Problem to work on
Please restate the following records word for word.

Dataset records:

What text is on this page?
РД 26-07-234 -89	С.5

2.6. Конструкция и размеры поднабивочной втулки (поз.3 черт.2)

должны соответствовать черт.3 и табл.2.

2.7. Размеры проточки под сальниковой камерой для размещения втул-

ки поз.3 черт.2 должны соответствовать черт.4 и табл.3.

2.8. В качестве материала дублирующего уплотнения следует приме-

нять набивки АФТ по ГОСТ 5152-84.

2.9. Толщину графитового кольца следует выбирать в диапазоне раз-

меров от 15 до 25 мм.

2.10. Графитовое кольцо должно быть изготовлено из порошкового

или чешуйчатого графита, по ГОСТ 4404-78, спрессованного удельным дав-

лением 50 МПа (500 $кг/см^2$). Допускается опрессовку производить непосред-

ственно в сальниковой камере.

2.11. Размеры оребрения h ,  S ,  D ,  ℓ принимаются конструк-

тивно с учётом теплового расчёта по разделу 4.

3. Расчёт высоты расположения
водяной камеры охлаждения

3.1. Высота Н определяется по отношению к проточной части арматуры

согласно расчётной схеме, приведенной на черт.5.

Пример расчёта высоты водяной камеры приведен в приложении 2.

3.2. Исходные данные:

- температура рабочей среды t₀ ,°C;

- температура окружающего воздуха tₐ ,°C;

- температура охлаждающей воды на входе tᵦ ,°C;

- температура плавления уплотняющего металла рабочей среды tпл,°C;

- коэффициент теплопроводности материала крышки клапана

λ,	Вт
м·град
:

Completed task
What text is on this page?
РД 26-07-234 -89	С.5

2.6. Конструкция и размеры поднабивочной втулки (поз.3 черт.2)

должны соответствовать черт.3 и табл.2.

2.7. Размеры проточки под сальниковой камерой для размещения втул-

ки поз.3 черт.2 должны соответствовать черт.4 и табл.3.

2.8. В качестве материала дублирующего уплотнения следует приме-

нять набивки АФТ по ГОСТ 5152-84.

2.9. Толщину графитового кольца следует выбирать в диапазоне раз-

меров от 15 до 25 мм.

2.10. Графитовое кольцо должно быть изготовлено из порошкового

или чешуйчатого графита, по ГОСТ 4404-78, спрессованного удельным дав-

лением 50 МПа (500 $кг/см^2$). Допускается опрессовку производить непосред-

ственно в сальниковой камере.

2.11. Размеры оребрения h ,  S ,  D ,  ℓ принимаются конструк-

тивно с учётом теплового расчёта по разделу 4.

3. Расчёт высоты расположения
водяной камеры охлаждения

3.1. Высота Н определяется по отношению к проточной части арматуры

согласно расчётной схеме, приведенной на черт.5.

Пример расчёта высоты водяной камеры приведен в приложении 2.

3.2. Исходные данные:

- температура рабочей среды t₀ ,°C;

- температура окружающего воздуха tₐ ,°C;

- температура охлаждающей воды на входе tᵦ ,°C;

- температура плавления уплотняющего металла рабочей среды tпл,°C;

- коэффициент теплопроводности материала крышки клапана

λ,	Вт
м·град
:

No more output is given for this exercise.